Recorded data:
——
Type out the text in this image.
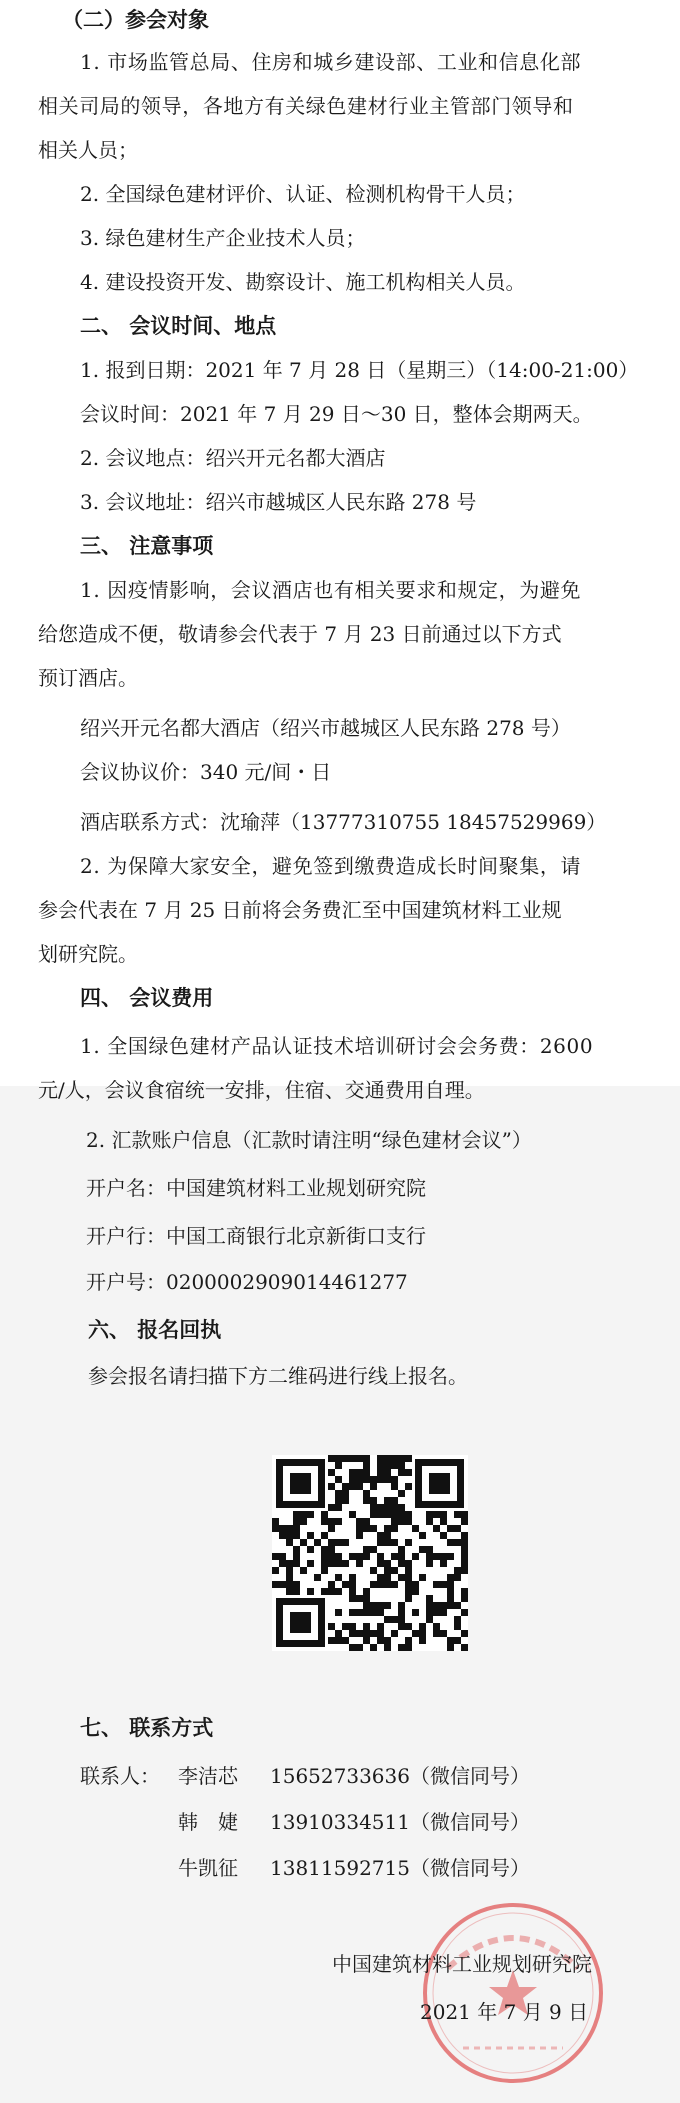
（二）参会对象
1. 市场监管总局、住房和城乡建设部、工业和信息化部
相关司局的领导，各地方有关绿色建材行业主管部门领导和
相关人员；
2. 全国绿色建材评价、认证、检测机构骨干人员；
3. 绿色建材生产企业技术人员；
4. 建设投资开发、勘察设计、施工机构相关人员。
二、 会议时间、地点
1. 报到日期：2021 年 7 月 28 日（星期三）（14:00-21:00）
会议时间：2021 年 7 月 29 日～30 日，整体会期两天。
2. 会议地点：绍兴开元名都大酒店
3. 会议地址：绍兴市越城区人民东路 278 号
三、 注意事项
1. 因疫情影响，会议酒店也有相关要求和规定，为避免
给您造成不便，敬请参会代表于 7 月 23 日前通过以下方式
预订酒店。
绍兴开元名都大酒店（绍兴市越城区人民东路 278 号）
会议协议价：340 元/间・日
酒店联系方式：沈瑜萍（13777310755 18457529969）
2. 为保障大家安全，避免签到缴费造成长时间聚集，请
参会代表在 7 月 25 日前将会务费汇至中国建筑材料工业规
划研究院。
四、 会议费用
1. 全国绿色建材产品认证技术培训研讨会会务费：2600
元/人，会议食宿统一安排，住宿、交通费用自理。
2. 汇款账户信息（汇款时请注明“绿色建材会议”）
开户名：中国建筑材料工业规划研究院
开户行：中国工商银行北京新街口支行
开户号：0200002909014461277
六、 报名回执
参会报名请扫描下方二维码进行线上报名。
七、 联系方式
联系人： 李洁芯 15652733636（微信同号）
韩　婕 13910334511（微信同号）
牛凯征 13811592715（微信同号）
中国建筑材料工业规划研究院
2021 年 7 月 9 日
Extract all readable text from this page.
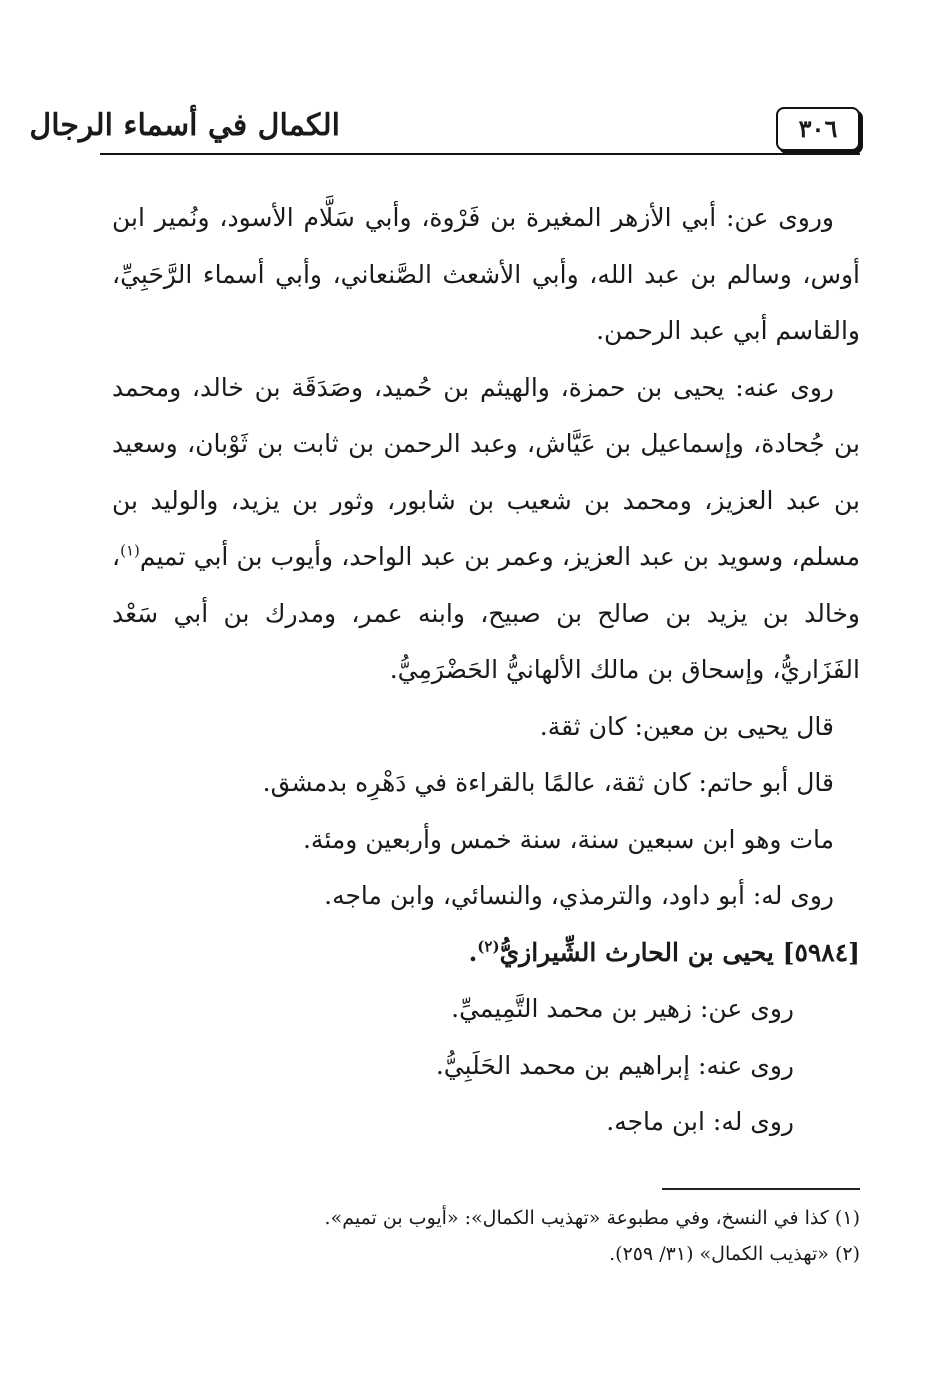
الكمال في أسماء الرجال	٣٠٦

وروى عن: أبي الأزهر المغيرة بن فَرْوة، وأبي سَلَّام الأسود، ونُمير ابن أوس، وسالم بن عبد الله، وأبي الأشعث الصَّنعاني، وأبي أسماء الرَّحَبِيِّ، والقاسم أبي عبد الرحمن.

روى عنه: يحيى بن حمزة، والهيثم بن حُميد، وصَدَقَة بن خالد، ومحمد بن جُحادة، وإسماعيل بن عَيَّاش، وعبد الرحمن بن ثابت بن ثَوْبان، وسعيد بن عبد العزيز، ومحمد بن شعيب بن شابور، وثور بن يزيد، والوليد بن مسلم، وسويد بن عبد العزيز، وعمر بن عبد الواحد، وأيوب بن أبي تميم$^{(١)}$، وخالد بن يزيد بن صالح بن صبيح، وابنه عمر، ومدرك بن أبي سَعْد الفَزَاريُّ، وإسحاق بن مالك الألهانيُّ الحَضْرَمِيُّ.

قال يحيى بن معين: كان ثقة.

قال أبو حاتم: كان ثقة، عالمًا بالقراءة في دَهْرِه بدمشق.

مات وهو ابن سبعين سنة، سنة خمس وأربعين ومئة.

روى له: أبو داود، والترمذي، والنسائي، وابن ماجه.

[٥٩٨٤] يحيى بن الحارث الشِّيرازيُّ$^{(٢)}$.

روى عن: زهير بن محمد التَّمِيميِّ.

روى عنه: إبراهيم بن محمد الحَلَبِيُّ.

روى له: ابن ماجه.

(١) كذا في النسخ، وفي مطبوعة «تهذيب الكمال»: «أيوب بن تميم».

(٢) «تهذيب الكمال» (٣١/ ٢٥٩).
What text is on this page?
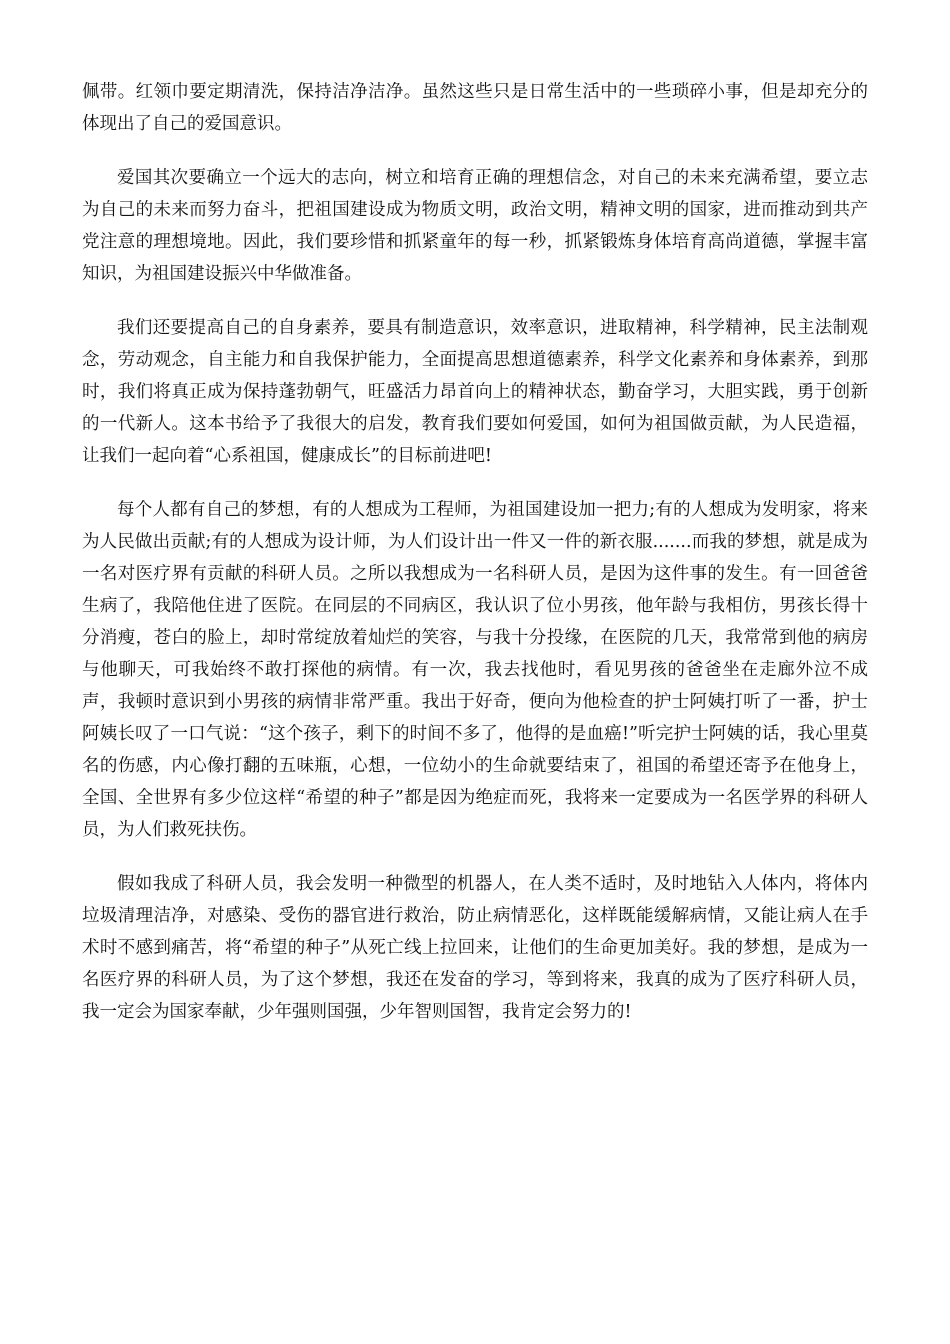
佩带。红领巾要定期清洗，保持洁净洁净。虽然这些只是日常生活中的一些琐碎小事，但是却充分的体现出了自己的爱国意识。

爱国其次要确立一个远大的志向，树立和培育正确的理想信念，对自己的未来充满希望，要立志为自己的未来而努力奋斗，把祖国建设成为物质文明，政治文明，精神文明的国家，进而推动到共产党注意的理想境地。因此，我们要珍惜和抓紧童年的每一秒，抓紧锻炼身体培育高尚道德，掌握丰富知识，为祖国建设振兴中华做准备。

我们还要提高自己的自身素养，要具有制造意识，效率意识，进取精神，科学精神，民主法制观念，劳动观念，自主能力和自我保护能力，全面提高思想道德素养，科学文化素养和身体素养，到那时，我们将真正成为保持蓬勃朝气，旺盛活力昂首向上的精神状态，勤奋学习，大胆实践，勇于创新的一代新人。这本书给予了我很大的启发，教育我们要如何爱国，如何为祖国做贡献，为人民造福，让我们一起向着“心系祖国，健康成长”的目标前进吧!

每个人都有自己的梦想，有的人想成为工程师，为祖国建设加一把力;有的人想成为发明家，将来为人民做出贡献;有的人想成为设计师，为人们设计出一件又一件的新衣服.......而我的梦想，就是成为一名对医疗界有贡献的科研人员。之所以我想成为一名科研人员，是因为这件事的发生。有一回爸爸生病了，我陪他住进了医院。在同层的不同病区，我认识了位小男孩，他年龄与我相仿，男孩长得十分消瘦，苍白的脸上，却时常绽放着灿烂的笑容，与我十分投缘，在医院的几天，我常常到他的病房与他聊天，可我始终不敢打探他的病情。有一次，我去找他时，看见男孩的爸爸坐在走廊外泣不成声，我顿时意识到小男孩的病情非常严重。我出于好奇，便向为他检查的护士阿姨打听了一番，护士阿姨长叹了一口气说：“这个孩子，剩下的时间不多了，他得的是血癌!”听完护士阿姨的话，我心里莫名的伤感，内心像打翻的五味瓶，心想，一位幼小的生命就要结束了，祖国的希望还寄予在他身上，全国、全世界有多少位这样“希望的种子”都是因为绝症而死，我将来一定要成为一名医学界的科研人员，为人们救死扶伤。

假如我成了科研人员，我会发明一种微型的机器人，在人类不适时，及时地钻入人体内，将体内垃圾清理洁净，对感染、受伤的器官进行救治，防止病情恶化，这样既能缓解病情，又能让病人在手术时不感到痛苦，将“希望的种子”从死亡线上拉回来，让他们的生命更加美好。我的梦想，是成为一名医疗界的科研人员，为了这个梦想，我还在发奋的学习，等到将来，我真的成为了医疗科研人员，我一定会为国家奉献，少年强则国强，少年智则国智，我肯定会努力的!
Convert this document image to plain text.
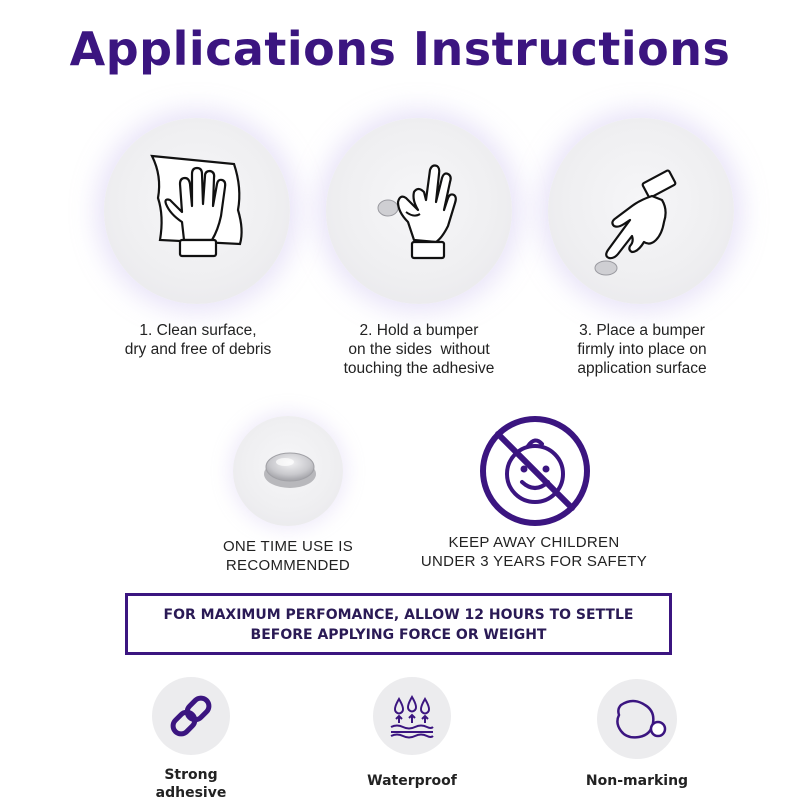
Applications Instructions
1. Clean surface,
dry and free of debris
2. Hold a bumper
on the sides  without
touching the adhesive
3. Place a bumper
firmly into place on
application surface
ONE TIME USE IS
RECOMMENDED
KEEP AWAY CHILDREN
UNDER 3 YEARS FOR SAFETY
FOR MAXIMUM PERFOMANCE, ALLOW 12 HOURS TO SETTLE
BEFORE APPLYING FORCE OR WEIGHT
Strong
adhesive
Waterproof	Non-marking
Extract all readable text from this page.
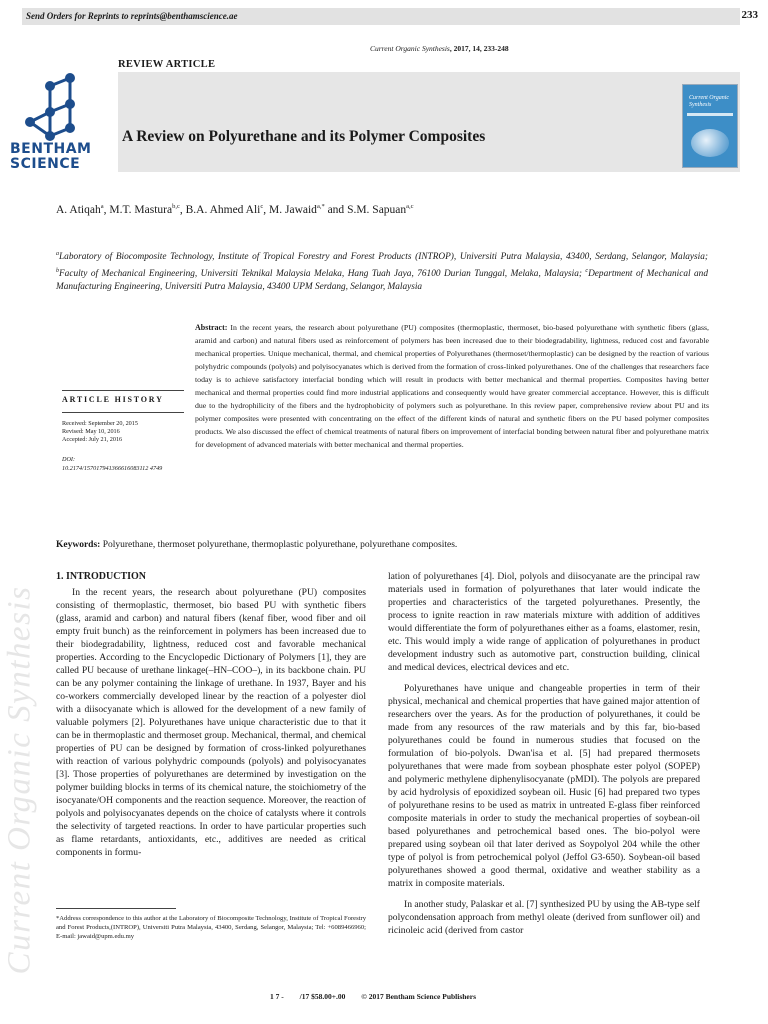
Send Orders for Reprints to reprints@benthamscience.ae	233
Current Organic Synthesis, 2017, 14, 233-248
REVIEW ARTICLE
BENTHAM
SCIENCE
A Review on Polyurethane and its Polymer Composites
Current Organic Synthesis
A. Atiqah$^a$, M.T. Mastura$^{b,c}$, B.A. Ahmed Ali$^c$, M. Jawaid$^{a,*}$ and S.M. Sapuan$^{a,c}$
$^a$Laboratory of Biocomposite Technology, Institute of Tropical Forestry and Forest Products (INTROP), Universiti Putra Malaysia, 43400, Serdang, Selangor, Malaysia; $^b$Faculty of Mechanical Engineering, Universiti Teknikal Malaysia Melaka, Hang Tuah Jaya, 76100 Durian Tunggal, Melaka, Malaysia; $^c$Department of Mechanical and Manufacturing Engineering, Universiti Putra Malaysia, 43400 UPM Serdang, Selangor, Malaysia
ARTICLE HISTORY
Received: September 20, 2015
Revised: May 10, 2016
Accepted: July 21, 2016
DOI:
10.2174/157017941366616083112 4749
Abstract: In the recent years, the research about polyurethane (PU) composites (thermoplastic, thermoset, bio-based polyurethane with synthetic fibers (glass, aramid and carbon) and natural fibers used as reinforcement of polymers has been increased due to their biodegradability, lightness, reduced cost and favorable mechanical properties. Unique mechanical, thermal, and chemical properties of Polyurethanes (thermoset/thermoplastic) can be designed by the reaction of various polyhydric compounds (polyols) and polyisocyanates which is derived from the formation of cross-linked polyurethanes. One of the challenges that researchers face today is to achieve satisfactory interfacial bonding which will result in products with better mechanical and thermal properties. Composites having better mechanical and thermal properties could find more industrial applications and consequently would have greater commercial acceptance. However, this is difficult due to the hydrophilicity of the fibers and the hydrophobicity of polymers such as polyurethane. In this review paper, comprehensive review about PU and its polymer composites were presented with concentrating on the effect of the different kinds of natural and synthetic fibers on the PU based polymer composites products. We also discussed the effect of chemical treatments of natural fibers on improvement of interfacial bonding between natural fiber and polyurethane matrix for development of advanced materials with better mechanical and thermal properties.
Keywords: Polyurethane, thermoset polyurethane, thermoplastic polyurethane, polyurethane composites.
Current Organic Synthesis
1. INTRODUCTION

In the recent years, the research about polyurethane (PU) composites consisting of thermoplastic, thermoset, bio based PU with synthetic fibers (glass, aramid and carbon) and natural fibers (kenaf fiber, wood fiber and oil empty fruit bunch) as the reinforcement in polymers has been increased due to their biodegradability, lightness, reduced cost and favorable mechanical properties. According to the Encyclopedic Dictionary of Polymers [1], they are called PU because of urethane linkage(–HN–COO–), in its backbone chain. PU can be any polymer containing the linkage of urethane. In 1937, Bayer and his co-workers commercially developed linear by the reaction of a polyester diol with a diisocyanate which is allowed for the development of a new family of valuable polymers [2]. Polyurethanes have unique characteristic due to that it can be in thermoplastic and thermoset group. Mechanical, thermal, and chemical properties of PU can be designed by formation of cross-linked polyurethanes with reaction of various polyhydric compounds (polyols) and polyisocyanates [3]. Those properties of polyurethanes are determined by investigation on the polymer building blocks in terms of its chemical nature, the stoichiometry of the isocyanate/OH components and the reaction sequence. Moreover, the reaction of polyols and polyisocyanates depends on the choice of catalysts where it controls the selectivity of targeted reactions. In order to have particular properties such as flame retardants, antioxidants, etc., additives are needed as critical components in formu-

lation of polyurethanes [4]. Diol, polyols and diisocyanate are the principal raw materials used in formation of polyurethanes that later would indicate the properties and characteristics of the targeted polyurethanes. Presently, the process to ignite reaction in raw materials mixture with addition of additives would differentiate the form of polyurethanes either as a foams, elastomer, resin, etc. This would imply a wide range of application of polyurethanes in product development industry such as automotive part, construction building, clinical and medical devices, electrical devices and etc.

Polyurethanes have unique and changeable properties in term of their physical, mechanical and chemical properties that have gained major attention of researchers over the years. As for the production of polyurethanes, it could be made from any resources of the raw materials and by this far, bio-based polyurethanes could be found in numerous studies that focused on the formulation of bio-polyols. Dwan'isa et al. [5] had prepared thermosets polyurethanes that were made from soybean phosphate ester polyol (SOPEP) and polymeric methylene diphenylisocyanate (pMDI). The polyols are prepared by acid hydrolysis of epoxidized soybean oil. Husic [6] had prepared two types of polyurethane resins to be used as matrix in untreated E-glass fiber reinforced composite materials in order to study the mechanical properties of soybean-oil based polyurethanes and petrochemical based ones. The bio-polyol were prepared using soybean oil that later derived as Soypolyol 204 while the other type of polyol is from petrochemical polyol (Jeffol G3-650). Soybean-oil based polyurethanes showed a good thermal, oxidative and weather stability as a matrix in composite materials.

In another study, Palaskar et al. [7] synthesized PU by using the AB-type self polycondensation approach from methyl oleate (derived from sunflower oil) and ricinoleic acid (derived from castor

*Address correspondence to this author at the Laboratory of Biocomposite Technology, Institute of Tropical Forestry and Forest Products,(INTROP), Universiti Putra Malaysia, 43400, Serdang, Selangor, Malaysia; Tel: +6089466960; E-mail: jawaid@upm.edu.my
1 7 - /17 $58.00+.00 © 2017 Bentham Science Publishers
——
Stated problem: Take every line from the records above that has the word "الرحمن" and copy it.

Full answer:
وروى عن: أبي الأزهر المغيرة بن فَرْوة، وأبي سَلَّام الأسود، ونُمير ابن أوس، وسالم بن عبد الله، وأبي الأشعث الصَّنعاني، وأبي أسماء الرَّحَبِيِّ، والقاسم أبي عبد الرحمن.
روى عنه: يحيى بن حمزة، والهيثم بن حُميد، وصَدَقَة بن خالد، ومحمد بن جُحادة، وإسماعيل بن عَيَّاش، وعبد الرحمن بن ثابت بن ثَوْبان، وسعيد بن عبد العزيز، ومحمد بن شعيب بن شابور، وثور بن يزيد، والوليد بن مسلم، وسويد بن عبد العزيز، وعمر بن عبد الواحد، وأيوب بن أبي تميم$^{(١)}$، وخالد بن يزيد بن صالح بن صبيح، وابنه عمر، ومدرك بن أبي سَعْد الفَزَاريُّ، وإسحاق بن مالك الألهانيُّ الحَضْرَمِيُّ.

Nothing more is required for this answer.